* _Stated goal_
Across the listing below, how many lines hold "observations"? Reply with the number by itself.

Stored records:
================
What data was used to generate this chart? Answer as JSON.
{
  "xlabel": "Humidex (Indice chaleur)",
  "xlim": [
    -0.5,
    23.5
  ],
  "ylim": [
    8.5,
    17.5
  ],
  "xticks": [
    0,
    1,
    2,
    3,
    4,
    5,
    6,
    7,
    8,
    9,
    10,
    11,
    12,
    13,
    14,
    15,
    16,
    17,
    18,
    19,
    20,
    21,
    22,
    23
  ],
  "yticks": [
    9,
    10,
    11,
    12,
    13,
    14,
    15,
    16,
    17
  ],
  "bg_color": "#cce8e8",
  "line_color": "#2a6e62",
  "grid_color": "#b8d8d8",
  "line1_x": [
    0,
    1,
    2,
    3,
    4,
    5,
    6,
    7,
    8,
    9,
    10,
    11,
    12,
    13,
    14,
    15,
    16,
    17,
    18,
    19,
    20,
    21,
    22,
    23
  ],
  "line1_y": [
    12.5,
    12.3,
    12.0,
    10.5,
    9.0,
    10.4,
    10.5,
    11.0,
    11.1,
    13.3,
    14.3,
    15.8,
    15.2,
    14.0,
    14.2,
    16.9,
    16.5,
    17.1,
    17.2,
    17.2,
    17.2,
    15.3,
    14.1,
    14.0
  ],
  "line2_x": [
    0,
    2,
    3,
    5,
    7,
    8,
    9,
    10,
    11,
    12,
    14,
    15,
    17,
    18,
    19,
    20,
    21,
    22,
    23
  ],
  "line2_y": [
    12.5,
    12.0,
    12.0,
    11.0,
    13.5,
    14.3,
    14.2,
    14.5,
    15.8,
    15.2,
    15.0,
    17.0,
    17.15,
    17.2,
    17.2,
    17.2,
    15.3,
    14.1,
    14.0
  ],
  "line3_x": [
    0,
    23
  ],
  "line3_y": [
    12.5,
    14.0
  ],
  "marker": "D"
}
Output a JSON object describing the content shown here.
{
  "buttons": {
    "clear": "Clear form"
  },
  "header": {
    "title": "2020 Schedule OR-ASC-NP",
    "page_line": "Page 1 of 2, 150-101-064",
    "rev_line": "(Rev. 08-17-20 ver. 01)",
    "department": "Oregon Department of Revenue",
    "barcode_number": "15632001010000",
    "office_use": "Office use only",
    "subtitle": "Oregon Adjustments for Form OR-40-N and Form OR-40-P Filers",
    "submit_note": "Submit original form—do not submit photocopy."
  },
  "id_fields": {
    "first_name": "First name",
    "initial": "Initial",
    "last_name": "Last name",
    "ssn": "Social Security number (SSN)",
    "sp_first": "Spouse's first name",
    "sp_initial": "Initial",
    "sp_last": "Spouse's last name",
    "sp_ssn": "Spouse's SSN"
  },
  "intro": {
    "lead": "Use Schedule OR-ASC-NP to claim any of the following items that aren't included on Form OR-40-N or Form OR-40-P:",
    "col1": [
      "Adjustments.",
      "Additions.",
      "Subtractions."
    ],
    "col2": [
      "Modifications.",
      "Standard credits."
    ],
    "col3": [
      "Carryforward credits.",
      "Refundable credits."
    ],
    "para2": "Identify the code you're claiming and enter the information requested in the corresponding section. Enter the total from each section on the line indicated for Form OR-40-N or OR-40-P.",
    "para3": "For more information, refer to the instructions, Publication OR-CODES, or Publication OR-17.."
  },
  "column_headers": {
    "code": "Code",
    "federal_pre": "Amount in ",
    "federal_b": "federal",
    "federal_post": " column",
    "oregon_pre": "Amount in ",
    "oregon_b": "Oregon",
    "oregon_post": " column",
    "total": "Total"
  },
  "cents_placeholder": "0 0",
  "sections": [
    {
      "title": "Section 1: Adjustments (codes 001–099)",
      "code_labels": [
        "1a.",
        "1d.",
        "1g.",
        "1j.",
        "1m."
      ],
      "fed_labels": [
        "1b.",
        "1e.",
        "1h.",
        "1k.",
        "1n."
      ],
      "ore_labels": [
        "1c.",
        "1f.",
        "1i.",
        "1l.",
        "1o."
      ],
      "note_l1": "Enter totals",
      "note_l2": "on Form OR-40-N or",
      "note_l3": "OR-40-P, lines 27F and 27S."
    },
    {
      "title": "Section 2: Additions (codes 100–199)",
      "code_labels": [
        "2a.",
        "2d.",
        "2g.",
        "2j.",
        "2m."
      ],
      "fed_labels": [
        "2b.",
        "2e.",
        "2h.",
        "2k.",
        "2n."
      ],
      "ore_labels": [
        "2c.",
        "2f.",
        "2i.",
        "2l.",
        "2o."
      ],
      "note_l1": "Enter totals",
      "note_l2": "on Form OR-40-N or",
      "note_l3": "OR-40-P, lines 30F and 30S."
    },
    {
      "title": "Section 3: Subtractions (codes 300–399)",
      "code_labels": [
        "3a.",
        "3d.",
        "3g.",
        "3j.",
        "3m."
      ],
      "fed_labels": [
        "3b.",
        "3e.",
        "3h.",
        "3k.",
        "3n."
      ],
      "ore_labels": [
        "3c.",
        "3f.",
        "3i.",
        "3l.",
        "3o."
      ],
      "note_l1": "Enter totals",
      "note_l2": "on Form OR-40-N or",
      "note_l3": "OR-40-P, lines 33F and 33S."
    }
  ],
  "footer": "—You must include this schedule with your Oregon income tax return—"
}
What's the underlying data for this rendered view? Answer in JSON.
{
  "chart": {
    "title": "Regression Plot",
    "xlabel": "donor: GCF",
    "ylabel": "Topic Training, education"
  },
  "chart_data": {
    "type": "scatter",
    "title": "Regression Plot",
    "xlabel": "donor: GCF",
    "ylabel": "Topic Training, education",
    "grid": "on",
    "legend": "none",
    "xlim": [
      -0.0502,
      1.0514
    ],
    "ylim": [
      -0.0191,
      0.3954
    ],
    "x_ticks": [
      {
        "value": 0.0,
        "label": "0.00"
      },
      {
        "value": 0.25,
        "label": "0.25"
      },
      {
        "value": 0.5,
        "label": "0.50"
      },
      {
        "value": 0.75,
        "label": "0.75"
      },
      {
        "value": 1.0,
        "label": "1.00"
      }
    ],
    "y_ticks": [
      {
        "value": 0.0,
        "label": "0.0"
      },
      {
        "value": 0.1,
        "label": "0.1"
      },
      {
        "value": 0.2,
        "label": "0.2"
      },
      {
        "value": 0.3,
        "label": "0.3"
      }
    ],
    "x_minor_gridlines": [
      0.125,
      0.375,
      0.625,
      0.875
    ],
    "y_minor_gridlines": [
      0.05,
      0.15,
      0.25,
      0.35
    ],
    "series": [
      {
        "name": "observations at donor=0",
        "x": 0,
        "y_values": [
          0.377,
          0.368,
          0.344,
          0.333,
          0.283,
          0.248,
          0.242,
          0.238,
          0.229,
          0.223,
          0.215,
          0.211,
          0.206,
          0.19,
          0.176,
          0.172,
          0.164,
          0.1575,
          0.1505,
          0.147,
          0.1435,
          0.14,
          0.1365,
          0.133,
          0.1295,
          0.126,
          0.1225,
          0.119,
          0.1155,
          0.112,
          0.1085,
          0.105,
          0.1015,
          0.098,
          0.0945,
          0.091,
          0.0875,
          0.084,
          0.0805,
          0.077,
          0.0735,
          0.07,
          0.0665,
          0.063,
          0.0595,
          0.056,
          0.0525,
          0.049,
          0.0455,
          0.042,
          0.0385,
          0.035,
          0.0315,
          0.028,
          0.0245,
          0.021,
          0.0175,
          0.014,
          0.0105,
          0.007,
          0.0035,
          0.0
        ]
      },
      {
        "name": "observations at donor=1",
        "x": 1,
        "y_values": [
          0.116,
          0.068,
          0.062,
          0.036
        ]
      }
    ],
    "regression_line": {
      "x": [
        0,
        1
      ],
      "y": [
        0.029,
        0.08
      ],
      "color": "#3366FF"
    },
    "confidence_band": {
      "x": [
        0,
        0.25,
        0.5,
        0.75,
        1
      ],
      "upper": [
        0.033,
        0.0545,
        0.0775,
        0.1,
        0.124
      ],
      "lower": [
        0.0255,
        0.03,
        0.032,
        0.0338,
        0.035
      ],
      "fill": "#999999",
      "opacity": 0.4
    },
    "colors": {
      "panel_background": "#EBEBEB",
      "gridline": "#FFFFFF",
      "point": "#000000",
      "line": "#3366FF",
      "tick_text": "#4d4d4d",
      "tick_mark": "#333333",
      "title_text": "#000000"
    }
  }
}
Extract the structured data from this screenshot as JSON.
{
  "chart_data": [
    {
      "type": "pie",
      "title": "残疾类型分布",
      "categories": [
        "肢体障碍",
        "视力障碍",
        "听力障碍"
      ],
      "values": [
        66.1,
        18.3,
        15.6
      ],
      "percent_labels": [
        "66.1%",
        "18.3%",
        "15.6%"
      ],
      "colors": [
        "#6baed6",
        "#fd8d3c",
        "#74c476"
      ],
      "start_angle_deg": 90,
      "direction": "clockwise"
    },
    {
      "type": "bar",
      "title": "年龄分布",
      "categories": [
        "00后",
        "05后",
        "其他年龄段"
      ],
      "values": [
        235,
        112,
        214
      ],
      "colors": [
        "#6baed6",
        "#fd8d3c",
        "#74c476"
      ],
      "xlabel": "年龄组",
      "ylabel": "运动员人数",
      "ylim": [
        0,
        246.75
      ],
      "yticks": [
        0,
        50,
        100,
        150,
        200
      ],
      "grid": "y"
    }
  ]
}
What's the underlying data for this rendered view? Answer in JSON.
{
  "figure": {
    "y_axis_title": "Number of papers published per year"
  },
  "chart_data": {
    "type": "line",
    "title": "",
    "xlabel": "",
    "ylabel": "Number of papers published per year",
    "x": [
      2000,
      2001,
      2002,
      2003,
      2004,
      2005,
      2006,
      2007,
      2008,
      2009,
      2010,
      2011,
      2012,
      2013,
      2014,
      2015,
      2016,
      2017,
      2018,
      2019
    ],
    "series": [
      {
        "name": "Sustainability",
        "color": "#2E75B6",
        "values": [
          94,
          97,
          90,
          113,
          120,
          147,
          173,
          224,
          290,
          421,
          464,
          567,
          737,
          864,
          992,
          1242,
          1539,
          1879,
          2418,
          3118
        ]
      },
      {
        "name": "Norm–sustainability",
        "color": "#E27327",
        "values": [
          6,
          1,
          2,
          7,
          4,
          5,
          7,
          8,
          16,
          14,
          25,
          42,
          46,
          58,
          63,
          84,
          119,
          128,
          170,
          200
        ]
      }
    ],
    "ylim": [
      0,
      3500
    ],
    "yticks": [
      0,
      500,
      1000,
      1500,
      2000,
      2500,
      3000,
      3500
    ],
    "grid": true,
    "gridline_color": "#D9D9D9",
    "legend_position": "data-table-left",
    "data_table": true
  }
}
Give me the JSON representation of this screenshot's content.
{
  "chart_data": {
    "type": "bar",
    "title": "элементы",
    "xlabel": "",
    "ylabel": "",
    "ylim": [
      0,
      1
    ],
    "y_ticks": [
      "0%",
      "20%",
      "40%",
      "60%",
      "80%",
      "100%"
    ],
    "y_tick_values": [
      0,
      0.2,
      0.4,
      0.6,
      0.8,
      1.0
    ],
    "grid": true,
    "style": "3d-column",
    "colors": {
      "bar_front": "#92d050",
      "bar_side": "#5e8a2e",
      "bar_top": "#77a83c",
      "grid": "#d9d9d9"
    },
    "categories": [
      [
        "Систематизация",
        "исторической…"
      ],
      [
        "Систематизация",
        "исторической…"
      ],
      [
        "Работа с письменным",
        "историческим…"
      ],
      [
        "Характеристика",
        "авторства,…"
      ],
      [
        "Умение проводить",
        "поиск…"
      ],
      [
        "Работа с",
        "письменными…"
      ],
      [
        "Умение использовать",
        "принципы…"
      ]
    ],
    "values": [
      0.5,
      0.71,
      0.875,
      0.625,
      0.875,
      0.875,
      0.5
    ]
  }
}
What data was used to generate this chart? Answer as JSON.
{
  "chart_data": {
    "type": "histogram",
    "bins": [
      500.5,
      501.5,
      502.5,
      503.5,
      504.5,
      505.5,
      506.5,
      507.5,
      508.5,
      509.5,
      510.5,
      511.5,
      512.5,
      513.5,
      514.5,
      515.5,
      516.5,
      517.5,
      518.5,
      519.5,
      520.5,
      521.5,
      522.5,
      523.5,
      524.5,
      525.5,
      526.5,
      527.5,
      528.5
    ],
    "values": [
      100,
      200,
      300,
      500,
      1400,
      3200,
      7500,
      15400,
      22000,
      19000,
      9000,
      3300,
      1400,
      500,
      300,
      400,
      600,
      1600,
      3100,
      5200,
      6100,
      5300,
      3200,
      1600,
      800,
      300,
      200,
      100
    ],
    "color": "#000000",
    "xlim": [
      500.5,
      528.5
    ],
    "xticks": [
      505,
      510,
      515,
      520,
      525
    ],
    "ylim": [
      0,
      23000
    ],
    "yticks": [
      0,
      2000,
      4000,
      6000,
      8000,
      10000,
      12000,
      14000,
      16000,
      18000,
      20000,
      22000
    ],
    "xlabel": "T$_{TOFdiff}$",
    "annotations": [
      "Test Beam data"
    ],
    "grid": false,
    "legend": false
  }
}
================
* _Response for this exercise_
2